## Provided records
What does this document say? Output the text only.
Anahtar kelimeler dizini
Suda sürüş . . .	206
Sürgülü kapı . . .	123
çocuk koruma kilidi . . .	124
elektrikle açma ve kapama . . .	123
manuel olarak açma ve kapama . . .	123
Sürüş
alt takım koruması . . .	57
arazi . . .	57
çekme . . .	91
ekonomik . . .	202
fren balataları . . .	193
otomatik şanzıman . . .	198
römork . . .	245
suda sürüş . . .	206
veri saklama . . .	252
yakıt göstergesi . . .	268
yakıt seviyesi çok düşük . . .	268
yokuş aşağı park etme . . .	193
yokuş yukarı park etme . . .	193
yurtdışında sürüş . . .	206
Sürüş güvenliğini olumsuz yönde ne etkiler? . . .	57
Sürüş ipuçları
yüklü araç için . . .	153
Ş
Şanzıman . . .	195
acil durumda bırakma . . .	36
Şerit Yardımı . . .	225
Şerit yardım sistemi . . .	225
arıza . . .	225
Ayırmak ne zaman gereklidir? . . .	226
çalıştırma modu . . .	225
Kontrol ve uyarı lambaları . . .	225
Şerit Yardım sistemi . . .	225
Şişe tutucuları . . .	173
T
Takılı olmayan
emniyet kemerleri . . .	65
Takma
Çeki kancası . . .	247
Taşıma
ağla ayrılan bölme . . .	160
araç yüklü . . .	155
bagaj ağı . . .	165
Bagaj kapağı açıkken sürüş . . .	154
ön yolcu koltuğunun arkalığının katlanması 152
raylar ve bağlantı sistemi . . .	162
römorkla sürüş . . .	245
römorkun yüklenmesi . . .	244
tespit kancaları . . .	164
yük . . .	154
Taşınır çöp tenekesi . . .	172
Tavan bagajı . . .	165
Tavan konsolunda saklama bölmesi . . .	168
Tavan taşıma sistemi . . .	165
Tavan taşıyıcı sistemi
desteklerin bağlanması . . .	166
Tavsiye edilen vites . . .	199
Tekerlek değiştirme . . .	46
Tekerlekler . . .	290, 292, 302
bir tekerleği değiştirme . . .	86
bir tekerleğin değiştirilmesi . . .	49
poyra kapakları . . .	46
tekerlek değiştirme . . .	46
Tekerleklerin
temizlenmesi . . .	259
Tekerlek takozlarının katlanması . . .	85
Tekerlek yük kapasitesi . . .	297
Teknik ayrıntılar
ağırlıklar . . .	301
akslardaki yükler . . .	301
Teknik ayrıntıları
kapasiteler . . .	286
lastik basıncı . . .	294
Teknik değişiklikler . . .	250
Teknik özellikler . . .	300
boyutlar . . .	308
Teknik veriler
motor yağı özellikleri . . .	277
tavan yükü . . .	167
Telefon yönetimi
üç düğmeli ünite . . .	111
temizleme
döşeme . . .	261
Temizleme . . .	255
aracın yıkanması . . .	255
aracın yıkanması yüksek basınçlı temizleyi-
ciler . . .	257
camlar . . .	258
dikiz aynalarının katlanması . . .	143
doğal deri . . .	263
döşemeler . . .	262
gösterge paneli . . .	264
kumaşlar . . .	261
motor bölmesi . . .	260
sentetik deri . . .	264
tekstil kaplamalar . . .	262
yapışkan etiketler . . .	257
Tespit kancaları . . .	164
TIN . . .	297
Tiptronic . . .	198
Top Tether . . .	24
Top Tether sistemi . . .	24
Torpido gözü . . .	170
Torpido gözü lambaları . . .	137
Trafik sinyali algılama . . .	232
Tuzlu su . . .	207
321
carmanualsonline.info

## Work to do
Print the whole listing exactly as it is.

## Answer in full
What does this document say? Output the text only.
Anahtar kelimeler dizini
Suda sürüş . . .	206
Sürgülü kapı . . .	123
çocuk koruma kilidi . . .	124
elektrikle açma ve kapama . . .	123
manuel olarak açma ve kapama . . .	123
Sürüş
alt takım koruması . . .	57
arazi . . .	57
çekme . . .	91
ekonomik . . .	202
fren balataları . . .	193
otomatik şanzıman . . .	198
römork . . .	245
suda sürüş . . .	206
veri saklama . . .	252
yakıt göstergesi . . .	268
yakıt seviyesi çok düşük . . .	268
yokuş aşağı park etme . . .	193
yokuş yukarı park etme . . .	193
yurtdışında sürüş . . .	206
Sürüş güvenliğini olumsuz yönde ne etkiler? . . .	57
Sürüş ipuçları
yüklü araç için . . .	153
Ş
Şanzıman . . .	195
acil durumda bırakma . . .	36
Şerit Yardımı . . .	225
Şerit yardım sistemi . . .	225
arıza . . .	225
Ayırmak ne zaman gereklidir? . . .	226
çalıştırma modu . . .	225
Kontrol ve uyarı lambaları . . .	225
Şerit Yardım sistemi . . .	225
Şişe tutucuları . . .	173
T
Takılı olmayan
emniyet kemerleri . . .	65
Takma
Çeki kancası . . .	247
Taşıma
ağla ayrılan bölme . . .	160
araç yüklü . . .	155
bagaj ağı . . .	165
Bagaj kapağı açıkken sürüş . . .	154
ön yolcu koltuğunun arkalığının katlanması 152
raylar ve bağlantı sistemi . . .	162
römorkla sürüş . . .	245
römorkun yüklenmesi . . .	244
tespit kancaları . . .	164
yük . . .	154
Taşınır çöp tenekesi . . .	172
Tavan bagajı . . .	165
Tavan konsolunda saklama bölmesi . . .	168
Tavan taşıma sistemi . . .	165
Tavan taşıyıcı sistemi
desteklerin bağlanması . . .	166
Tavsiye edilen vites . . .	199
Tekerlek değiştirme . . .	46
Tekerlekler . . .	290, 292, 302
bir tekerleği değiştirme . . .	86
bir tekerleğin değiştirilmesi . . .	49
poyra kapakları . . .	46
tekerlek değiştirme . . .	46
Tekerleklerin
temizlenmesi . . .	259
Tekerlek takozlarının katlanması . . .	85
Tekerlek yük kapasitesi . . .	297
Teknik ayrıntılar
ağırlıklar . . .	301
akslardaki yükler . . .	301
Teknik ayrıntıları
kapasiteler . . .	286
lastik basıncı . . .	294
Teknik değişiklikler . . .	250
Teknik özellikler . . .	300
boyutlar . . .	308
Teknik veriler
motor yağı özellikleri . . .	277
tavan yükü . . .	167
Telefon yönetimi
üç düğmeli ünite . . .	111
temizleme
döşeme . . .	261
Temizleme . . .	255
aracın yıkanması . . .	255
aracın yıkanması yüksek basınçlı temizleyi-
ciler . . .	257
camlar . . .	258
dikiz aynalarının katlanması . . .	143
doğal deri . . .	263
döşemeler . . .	262
gösterge paneli . . .	264
kumaşlar . . .	261
motor bölmesi . . .	260
sentetik deri . . .	264
tekstil kaplamalar . . .	262
yapışkan etiketler . . .	257
Tespit kancaları . . .	164
TIN . . .	297
Tiptronic . . .	198
Top Tether . . .	24
Top Tether sistemi . . .	24
Torpido gözü . . .	170
Torpido gözü lambaları . . .	137
Trafik sinyali algılama . . .	232
Tuzlu su . . .	207
321
carmanualsonline.info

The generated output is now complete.